▶ **TASK GOAL**
Please give the entries again in full and exactly, without any picture.

▶ **TASK DATA**

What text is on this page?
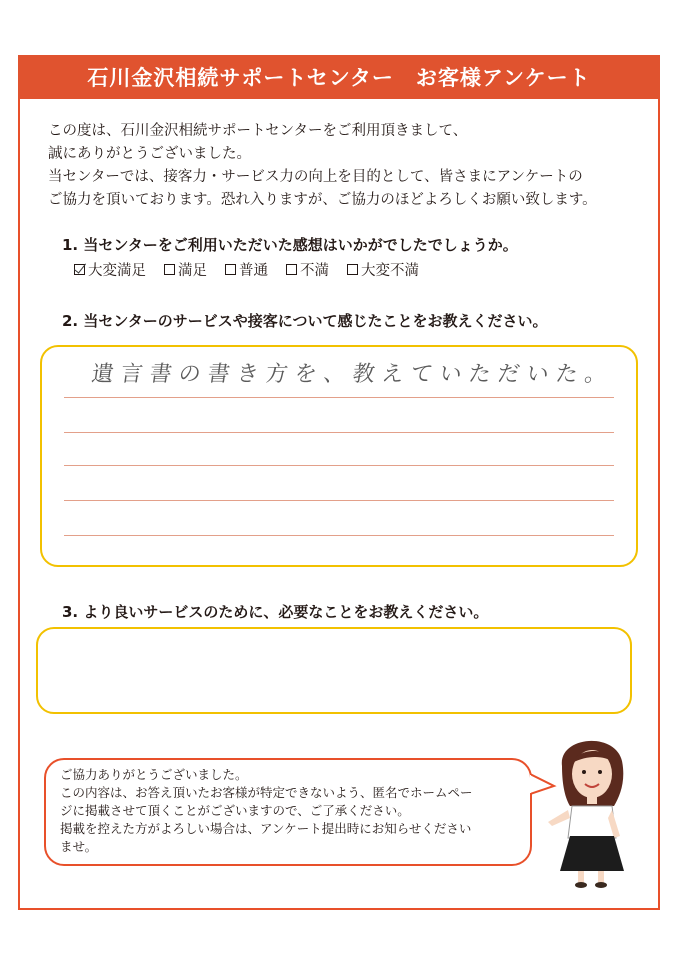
石川金沢相続サポートセンター　お客様アンケート
この度は、石川金沢相続サポートセンターをご利用頂きまして、
誠にありがとうございました。
当センターでは、接客力・サービス力の向上を目的として、皆さまにアンケートの
ご協力を頂いております。恐れ入りますが、ご協力のほどよろしくお願い致します。
1. 当センターをご利用いただいた感想はいかがでしたでしょうか。
大変満足 満足 普通 不満 大変不満
2. 当センターのサービスや接客について感じたことをお教えください。
遺言書の書き方を、教えていただいた。
3. より良いサービスのために、必要なことをお教えください。
ご協力ありがとうございました。
この内容は、お答え頂いたお客様が特定できないよう、匿名でホームペー
ジに掲載させて頂くことがございますので、ご了承ください。
掲載を控えた方がよろしい場合は、アンケート提出時にお知らせください
ませ。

▶ **RESULT OF THIS EXERCISE**
What text is on this page?
石川金沢相続サポートセンター　お客様アンケート
この度は、石川金沢相続サポートセンターをご利用頂きまして、
誠にありがとうございました。
当センターでは、接客力・サービス力の向上を目的として、皆さまにアンケートの
ご協力を頂いております。恐れ入りますが、ご協力のほどよろしくお願い致します。
1. 当センターをご利用いただいた感想はいかがでしたでしょうか。
大変満足 満足 普通 不満 大変不満
2. 当センターのサービスや接客について感じたことをお教えください。
遺言書の書き方を、教えていただいた。
3. より良いサービスのために、必要なことをお教えください。
ご協力ありがとうございました。
この内容は、お答え頂いたお客様が特定できないよう、匿名でホームペー
ジに掲載させて頂くことがございますので、ご了承ください。
掲載を控えた方がよろしい場合は、アンケート提出時にお知らせください
ませ。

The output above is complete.